Material:
+ + + +
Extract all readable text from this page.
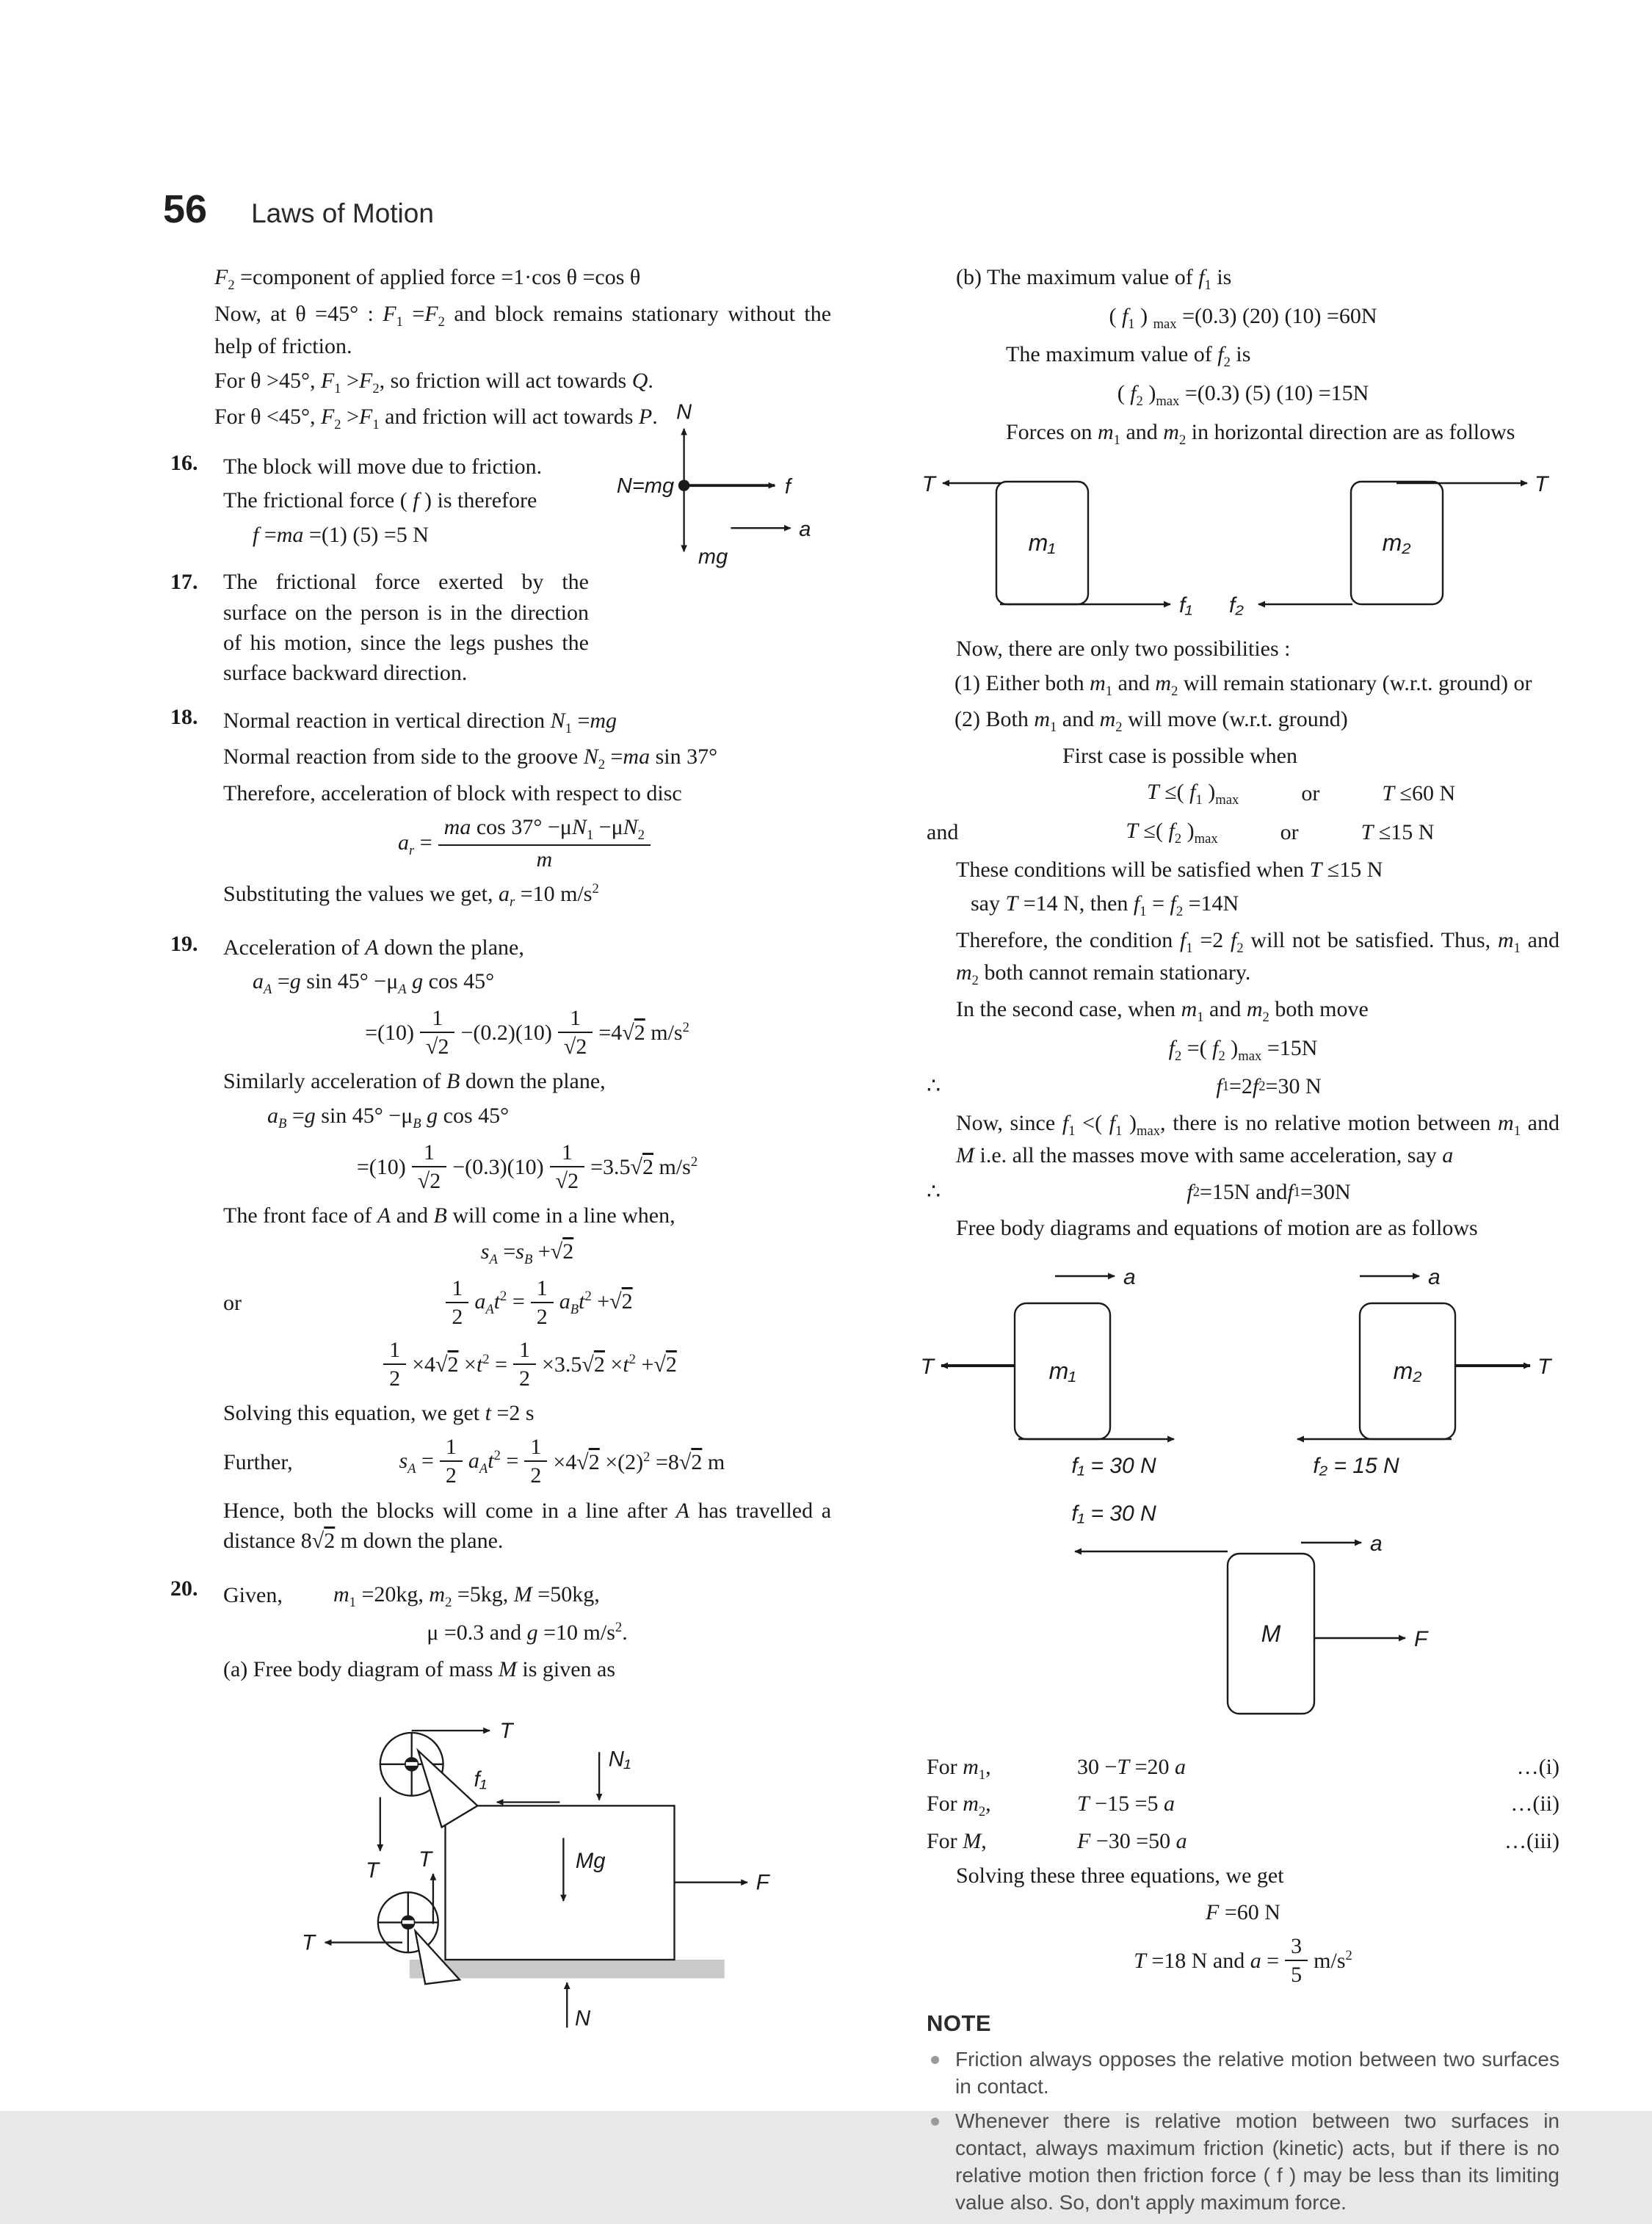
56 Laws of Motion
$F_2$ =component of applied force =1·cos θ =cos θ
Now, at θ =45° : $F_1 =F_2$ and block remains stationary without the help of friction.
For θ >45°, $F_1 >F_2$, so friction will act towards Q.
For θ <45°, $F_2 >F_1$ and friction will act towards P.
16.	The block will move due to friction.
The frictional force ( f ) is therefore
f =ma =(1) (5) =5 N
17.	The frictional force exerted by the surface on the person is in the direction of his motion, since the legs pushes the surface backward direction.
18.	Normal reaction in vertical direction $N_1 =mg$
Normal reaction from side to the groove $N_2 =ma$ sin 37°
Therefore, acceleration of block with respect to disc
$a_r = \frac{ma \cos 37^\circ -\mu N_1 -\mu N_2}{m}$
Substituting the values we get, $a_r =10$ $m/s^2$
19.	Acceleration of A down the plane,
$a_A =g$ $\sin 45^\circ -\mu_A$ g cos 45°
$=(10) \frac{1}{√2} -(0.2)(10) \frac{1}{√2} =4√2$ $m/s^2$
Similarly acceleration of B down the plane,
$a_B =g$ $\sin 45^\circ -\mu_B$ g cos 45°
$=(10) \frac{1}{√2} -(0.3)(10) \frac{1}{√2} =3.5√2$ $m/s^2$
The front face of A and B will come in a line when,
$s_A =s_B +√2$
or	$\frac{1}{2} a_At^2 = \frac{1}{2} a_Bt^2 +√2$
$\frac{1}{2} \times 4√2 \times t^2 = \frac{1}{2} \times 3.5√2 \times t^2 +√2$
Solving this equation, we get t =2 s
Further,	$s_A = \frac{1}{2} a_At^2 = \frac{1}{2} \times 4√2 \times(2)^2 =8√2$ m
Hence, both the blocks will come in a line after A has travelled a distance 8√2 m down the plane.
20.	Given,	$m_1 =20kg$, $m_2 =5kg$, M =50kg,
μ =0.3 and g =10 $m/s^2$.
(a) Free body diagram of mass M is given as
T
f₁
N₁
T T	Mg
F
T
N
N
mg
N=mg	f
a
(b) The maximum value of $f_1$ is
( $f_1$ ) $_{max}$ =(0.3) (20) (10) =60N
The maximum value of $f_2$ is
( $f_2$ )$_{max} =(0.3)$ (5) (10) =15N
Forces on $m_1$ and $m_2$ in horizontal direction are as follows
T
m₁
f₁ f₂
m₂
T
Now, there are only two possibilities :
(1) Either both $m_1$ and $m_2$ will remain stationary (w.r.t. ground) or
(2) Both $m_1$ and $m_2$ will move (w.r.t. ground)
First case is possible when
T ≤( $f_1$ )$_{max}$	or	T ≤60 N
and	T ≤( $f_2$ )$_{max}$	or	T ≤15 N
These conditions will be satisfied when T ≤15 N
say T =14 N, then $f_1 = f_2 =14N$
Therefore, the condition $f_1 =2$ $f_2$ will not be satisfied. Thus, $m_1$ and $m_2$ both cannot remain stationary.
In the second case, when $m_1$ and $m_2$ both move
$f_2$ =( $f_2$ )$_{max} =15N$
∴	f 1 =2 f 2 =30 N
Now, since $f_1$ <( $f_1$ )$_{max}$, there is no relative motion between $m_1$ and M i.e. all the masses move with same acceleration, say a
∴	f 2 =15N and f 1 =30N
Free body diagrams and equations of motion are as follows
a	a
m₁
T
f₁ = 30 N
m₂	T
f₂ = 15 N
f₁ = 30 N
a
M	F
For $m_1$,	30 −T =20 a	…(i)
For $m_2$,	T −15 =5 a	…(ii)
For M,	F −30 =50 a	…(iii)
Solving these three equations, we get
F =60 N
T =18 N and $a = \frac{3}{5} m/s^2$
NOTE
Friction always opposes the relative motion between two surfaces in contact.
Whenever there is relative motion between two surfaces in contact, always maximum friction (kinetic) acts, but if there is no relative motion then friction force ( f ) may be less than its limiting value also. So, don't apply maximum force.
+ + + +
What the task requires:
Go through the listing above and return every line where the word "follows" occurs.

Solution for this problem:
Forces on $m_1$ and $m_2$ in horizontal direction are as follows
Free body diagrams and equations of motion are as follows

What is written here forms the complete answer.